> _What to produce_:
Substitute "screen capture" for every "screenshot" in the material, leaving everything else unchanged.

> _Data shown_:

###

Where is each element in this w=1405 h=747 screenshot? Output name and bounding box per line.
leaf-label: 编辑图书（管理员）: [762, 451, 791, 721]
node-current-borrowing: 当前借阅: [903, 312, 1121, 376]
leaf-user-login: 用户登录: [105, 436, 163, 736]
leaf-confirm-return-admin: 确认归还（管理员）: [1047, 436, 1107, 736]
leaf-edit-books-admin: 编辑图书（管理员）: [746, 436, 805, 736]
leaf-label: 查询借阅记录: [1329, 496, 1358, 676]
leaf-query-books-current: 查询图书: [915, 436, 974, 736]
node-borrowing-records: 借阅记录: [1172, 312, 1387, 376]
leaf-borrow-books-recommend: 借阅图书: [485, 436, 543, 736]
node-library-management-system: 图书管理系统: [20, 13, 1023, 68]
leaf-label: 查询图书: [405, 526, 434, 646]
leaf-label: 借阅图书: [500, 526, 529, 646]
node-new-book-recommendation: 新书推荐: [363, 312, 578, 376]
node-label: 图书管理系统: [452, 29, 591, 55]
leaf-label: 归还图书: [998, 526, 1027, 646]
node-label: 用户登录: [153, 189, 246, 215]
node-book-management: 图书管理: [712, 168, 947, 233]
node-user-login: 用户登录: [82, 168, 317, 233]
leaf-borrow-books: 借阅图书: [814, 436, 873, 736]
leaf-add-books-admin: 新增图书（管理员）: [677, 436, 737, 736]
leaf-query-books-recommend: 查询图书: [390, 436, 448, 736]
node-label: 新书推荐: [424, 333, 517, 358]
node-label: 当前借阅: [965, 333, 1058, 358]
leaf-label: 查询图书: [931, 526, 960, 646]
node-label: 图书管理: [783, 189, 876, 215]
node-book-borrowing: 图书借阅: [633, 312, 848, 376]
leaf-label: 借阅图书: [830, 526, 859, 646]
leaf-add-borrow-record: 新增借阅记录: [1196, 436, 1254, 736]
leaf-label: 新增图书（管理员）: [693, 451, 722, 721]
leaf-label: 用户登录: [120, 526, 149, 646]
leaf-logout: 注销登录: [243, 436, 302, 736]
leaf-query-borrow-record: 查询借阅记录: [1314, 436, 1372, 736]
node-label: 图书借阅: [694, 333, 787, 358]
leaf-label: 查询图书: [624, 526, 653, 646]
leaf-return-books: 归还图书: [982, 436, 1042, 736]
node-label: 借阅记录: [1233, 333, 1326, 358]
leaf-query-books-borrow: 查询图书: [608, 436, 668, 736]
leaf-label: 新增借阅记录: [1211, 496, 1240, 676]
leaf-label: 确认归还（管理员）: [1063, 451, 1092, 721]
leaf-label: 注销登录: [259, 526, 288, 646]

###

> _Answer for this exercise_:
Where is each element in this w=1405 h=747 screen capture? Output name and bounding box per line.
leaf-label: 编辑图书（管理员）: [762, 451, 791, 721]
node-current-borrowing: 当前借阅: [903, 312, 1121, 376]
leaf-user-login: 用户登录: [105, 436, 163, 736]
leaf-confirm-return-admin: 确认归还（管理员）: [1047, 436, 1107, 736]
leaf-edit-books-admin: 编辑图书（管理员）: [746, 436, 805, 736]
leaf-label: 查询借阅记录: [1329, 496, 1358, 676]
leaf-query-books-current: 查询图书: [915, 436, 974, 736]
node-borrowing-records: 借阅记录: [1172, 312, 1387, 376]
leaf-borrow-books-recommend: 借阅图书: [485, 436, 543, 736]
node-library-management-system: 图书管理系统: [20, 13, 1023, 68]
leaf-label: 查询图书: [405, 526, 434, 646]
leaf-label: 借阅图书: [500, 526, 529, 646]
node-new-book-recommendation: 新书推荐: [363, 312, 578, 376]
node-label: 图书管理系统: [452, 29, 591, 55]
leaf-label: 归还图书: [998, 526, 1027, 646]
node-label: 用户登录: [153, 189, 246, 215]
node-book-management: 图书管理: [712, 168, 947, 233]
node-user-login: 用户登录: [82, 168, 317, 233]
leaf-borrow-books: 借阅图书: [814, 436, 873, 736]
leaf-add-books-admin: 新增图书（管理员）: [677, 436, 737, 736]
leaf-query-books-recommend: 查询图书: [390, 436, 448, 736]
node-label: 新书推荐: [424, 333, 517, 358]
node-label: 当前借阅: [965, 333, 1058, 358]
leaf-label: 查询图书: [931, 526, 960, 646]
node-label: 图书管理: [783, 189, 876, 215]
node-book-borrowing: 图书借阅: [633, 312, 848, 376]
leaf-label: 借阅图书: [830, 526, 859, 646]
leaf-add-borrow-record: 新增借阅记录: [1196, 436, 1254, 736]
leaf-label: 新增图书（管理员）: [693, 451, 722, 721]
leaf-label: 用户登录: [120, 526, 149, 646]
leaf-logout: 注销登录: [243, 436, 302, 736]
leaf-query-borrow-record: 查询借阅记录: [1314, 436, 1372, 736]
node-label: 图书借阅: [694, 333, 787, 358]
leaf-label: 查询图书: [624, 526, 653, 646]
leaf-return-books: 归还图书: [982, 436, 1042, 736]
node-label: 借阅记录: [1233, 333, 1326, 358]
leaf-query-books-borrow: 查询图书: [608, 436, 668, 736]
leaf-label: 新增借阅记录: [1211, 496, 1240, 676]
leaf-label: 确认归还（管理员）: [1063, 451, 1092, 721]
leaf-label: 注销登录: [259, 526, 288, 646]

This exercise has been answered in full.